## begin Records to use

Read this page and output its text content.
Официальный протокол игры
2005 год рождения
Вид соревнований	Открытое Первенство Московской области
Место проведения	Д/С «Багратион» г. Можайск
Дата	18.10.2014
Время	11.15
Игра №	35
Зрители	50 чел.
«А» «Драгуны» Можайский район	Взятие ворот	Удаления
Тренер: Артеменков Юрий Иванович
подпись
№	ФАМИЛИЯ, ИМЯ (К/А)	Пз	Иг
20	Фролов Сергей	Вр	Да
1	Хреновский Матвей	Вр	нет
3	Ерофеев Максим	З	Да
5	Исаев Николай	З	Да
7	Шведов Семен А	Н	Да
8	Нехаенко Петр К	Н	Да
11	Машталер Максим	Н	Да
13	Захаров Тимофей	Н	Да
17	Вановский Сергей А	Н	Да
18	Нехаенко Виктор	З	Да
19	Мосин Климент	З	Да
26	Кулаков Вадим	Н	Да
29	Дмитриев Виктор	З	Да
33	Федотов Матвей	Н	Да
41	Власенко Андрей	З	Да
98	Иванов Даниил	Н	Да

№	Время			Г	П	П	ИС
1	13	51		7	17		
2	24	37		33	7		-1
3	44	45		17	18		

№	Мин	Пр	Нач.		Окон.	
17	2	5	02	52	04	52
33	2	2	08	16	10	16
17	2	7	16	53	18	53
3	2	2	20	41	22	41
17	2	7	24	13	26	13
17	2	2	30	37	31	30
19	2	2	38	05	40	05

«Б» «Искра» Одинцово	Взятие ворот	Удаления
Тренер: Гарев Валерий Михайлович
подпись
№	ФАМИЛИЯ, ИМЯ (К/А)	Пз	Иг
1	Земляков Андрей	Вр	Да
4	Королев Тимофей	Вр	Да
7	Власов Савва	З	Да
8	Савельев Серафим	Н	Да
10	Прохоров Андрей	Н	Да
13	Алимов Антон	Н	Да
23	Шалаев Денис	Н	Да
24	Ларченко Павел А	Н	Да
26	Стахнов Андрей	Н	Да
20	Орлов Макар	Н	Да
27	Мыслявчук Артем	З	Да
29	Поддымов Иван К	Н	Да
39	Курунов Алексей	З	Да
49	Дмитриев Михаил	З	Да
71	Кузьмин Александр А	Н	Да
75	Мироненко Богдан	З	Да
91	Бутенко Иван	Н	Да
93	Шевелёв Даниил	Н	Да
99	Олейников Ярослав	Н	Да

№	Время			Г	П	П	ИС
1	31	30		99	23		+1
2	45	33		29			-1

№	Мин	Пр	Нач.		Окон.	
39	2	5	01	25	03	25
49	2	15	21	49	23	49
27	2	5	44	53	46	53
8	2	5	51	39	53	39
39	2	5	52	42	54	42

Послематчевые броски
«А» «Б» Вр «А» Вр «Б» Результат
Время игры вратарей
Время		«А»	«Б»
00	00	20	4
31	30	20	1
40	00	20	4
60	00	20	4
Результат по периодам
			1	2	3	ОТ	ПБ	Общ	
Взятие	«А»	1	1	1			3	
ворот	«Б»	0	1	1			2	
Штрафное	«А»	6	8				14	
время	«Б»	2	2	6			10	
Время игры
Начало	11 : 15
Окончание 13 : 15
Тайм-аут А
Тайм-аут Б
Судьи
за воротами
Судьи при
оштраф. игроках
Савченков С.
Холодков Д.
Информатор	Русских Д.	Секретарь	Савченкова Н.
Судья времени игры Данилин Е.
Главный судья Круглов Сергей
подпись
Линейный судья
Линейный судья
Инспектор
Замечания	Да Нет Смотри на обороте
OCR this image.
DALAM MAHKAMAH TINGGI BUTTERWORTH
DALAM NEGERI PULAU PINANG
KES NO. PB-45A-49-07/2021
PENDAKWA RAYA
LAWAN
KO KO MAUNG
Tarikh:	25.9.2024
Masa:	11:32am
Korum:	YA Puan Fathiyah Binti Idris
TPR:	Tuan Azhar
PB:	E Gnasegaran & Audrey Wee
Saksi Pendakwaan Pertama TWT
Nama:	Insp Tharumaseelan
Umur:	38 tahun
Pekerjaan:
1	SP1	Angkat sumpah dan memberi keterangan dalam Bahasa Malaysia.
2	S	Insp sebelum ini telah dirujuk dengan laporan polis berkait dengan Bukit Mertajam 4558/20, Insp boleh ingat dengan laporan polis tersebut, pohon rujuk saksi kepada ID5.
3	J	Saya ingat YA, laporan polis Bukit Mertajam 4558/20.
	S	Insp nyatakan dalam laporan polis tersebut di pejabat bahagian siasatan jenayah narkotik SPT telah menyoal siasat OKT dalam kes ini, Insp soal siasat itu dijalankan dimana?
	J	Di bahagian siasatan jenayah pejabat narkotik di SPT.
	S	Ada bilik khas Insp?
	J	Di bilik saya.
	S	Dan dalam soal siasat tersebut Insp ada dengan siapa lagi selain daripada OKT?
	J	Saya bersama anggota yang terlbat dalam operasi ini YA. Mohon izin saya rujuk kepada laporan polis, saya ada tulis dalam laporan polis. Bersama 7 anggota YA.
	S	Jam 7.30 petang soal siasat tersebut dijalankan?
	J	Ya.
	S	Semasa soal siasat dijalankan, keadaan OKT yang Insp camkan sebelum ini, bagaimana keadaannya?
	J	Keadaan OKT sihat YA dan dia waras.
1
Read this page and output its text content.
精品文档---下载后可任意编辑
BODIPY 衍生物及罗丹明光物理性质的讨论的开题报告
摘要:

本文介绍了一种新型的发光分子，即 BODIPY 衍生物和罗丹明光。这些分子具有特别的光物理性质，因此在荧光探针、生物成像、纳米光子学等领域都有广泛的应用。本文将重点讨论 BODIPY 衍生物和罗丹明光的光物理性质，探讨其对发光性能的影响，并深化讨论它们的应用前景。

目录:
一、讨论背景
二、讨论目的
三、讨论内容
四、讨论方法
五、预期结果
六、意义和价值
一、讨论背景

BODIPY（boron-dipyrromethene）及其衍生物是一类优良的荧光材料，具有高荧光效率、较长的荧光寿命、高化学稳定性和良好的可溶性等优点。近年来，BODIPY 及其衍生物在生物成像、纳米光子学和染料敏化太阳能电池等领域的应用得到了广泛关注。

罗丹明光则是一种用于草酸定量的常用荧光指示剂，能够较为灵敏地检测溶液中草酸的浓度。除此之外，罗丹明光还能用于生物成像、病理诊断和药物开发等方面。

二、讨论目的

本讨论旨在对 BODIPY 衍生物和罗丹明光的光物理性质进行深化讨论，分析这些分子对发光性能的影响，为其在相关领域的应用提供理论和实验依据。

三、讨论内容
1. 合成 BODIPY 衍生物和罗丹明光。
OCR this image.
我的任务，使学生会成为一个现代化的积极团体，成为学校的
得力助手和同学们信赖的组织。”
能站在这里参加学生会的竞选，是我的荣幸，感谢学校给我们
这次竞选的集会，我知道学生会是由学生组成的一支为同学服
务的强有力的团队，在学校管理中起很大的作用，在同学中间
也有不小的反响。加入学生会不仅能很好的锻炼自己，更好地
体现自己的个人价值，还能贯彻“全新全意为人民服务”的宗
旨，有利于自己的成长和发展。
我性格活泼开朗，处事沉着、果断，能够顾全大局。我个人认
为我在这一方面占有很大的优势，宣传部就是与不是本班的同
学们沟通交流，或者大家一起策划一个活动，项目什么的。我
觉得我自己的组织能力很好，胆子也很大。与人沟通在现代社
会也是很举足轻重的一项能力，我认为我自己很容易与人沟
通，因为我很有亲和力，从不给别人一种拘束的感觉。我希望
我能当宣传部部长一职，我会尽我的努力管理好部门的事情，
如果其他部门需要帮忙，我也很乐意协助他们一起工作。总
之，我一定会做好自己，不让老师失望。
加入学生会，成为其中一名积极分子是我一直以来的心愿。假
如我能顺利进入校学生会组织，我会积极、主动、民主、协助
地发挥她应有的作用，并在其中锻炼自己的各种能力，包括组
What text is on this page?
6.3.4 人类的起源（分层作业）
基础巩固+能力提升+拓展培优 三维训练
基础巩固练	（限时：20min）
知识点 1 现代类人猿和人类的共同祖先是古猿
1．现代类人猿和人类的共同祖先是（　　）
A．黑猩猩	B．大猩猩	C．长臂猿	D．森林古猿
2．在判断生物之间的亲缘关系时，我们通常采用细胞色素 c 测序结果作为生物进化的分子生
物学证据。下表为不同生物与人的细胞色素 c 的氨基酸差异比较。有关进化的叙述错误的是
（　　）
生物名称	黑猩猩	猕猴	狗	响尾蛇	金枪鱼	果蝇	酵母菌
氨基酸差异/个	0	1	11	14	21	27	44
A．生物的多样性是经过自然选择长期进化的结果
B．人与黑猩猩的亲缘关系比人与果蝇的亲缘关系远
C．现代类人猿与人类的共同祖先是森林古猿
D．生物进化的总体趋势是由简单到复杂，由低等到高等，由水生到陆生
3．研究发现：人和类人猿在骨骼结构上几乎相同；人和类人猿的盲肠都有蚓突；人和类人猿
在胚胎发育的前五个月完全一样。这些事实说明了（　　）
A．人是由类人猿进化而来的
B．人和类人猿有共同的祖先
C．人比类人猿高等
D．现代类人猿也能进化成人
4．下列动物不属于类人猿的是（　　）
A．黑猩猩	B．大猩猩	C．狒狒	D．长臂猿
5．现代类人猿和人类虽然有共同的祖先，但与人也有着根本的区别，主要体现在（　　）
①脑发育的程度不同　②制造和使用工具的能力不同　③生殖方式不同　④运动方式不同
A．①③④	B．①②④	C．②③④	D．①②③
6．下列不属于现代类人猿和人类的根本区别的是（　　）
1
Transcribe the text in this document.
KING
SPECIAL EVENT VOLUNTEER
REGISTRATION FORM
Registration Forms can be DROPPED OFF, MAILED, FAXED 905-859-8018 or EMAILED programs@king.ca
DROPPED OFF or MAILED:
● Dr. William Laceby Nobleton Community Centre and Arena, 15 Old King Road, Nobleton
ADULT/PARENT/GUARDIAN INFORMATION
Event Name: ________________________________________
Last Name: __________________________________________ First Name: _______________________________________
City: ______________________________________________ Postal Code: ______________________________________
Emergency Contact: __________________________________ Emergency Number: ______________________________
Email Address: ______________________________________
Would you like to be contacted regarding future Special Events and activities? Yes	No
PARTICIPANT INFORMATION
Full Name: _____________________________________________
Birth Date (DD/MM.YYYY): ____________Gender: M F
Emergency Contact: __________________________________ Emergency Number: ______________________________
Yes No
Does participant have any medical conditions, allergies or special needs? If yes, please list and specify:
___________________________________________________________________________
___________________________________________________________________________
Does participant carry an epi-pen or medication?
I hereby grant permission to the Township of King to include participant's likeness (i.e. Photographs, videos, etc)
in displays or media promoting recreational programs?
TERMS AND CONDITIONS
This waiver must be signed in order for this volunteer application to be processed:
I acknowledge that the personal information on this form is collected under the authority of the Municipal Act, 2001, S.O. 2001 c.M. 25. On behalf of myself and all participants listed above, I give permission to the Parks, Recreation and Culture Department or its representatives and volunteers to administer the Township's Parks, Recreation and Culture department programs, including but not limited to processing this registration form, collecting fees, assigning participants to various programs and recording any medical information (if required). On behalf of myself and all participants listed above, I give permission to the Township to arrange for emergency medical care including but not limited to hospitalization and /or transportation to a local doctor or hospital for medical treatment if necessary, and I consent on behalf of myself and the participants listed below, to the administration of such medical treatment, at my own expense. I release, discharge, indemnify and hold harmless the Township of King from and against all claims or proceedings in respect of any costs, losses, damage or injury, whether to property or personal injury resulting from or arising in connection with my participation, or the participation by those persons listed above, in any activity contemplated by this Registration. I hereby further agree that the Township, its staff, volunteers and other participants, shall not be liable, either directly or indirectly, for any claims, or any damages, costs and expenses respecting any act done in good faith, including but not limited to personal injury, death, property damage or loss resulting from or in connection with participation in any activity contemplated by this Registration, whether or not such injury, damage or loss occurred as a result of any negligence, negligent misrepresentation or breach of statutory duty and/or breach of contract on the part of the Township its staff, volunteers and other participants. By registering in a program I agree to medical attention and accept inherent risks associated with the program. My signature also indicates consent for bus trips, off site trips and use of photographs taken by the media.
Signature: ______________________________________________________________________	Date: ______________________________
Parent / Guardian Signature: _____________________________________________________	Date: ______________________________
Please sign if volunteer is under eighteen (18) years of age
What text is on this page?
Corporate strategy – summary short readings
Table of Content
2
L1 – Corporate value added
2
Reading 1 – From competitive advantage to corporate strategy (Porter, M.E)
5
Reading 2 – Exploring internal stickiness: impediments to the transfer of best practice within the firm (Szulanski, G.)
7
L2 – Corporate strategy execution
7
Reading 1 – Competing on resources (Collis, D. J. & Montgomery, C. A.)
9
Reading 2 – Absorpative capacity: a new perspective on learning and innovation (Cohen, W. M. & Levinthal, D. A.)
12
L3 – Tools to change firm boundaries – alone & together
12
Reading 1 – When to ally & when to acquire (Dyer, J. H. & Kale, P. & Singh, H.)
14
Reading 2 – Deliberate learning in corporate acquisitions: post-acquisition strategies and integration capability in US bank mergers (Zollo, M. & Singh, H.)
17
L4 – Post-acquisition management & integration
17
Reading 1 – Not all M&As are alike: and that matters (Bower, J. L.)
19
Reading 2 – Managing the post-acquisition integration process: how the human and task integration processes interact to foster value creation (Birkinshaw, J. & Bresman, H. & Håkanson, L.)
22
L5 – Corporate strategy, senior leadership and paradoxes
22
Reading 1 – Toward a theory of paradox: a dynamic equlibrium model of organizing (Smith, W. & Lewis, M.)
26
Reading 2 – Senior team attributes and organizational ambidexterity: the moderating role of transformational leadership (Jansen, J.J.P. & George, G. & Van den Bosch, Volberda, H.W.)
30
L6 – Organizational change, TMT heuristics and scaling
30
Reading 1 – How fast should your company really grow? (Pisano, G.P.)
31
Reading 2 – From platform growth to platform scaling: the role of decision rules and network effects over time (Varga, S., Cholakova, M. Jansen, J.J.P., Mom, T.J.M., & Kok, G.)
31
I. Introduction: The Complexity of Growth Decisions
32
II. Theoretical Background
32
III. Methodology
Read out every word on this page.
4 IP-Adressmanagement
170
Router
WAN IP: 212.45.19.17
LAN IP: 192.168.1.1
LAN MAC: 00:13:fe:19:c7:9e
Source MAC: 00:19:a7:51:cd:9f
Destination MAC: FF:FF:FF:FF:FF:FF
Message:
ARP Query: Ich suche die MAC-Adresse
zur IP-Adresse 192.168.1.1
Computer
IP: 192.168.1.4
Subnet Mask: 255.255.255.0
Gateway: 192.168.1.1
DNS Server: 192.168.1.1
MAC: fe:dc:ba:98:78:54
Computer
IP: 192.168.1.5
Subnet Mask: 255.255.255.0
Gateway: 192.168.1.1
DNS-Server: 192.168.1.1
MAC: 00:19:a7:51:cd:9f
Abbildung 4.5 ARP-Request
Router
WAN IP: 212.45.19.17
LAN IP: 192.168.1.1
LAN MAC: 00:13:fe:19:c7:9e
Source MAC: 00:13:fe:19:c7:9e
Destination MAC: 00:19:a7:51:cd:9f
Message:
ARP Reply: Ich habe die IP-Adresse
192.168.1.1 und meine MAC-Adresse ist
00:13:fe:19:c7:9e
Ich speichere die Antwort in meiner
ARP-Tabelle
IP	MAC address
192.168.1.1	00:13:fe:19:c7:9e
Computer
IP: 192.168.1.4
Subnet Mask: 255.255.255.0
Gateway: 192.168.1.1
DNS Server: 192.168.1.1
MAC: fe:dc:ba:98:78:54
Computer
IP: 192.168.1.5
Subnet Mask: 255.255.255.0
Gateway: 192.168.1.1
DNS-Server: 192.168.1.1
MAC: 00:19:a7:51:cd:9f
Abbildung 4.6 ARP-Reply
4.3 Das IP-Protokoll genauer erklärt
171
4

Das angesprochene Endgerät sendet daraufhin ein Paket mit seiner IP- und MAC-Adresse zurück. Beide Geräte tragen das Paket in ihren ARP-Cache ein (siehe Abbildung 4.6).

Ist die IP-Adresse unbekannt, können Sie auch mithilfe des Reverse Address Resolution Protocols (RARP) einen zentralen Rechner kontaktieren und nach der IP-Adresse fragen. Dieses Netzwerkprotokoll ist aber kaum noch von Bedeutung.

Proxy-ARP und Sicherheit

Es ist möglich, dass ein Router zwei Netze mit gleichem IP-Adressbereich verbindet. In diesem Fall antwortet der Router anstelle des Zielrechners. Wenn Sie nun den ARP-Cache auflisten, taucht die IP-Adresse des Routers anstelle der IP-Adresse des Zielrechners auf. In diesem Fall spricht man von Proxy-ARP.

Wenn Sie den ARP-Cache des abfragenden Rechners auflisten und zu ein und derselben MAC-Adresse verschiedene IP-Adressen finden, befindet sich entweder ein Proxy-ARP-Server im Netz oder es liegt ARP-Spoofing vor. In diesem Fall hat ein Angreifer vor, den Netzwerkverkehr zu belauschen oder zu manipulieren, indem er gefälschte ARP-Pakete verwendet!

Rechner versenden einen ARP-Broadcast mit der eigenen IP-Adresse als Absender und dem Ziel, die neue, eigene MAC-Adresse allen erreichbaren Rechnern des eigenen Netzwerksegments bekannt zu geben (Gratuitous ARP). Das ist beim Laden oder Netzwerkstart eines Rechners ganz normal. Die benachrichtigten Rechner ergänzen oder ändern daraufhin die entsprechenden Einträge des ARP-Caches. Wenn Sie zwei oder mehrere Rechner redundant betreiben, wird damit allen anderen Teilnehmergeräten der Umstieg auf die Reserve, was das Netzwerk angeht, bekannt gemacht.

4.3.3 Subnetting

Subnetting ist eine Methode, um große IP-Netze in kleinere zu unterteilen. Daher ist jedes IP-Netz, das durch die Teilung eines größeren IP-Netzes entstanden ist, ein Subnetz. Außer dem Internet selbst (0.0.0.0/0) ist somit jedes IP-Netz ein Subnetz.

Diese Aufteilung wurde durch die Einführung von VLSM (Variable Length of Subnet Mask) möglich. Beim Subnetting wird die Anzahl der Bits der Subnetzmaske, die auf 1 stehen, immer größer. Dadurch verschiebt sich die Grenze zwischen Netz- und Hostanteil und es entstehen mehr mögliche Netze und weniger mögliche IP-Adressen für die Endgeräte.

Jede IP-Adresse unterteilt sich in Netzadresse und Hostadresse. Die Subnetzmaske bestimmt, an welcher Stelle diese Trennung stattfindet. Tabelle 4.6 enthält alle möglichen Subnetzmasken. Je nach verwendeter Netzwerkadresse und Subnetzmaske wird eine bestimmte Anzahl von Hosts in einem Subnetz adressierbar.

## end Records to use

--- Work required ---
Above are several records. Count the lines among them that contain "Удаления" and give only the total.

--- Reply to the exercise ---
2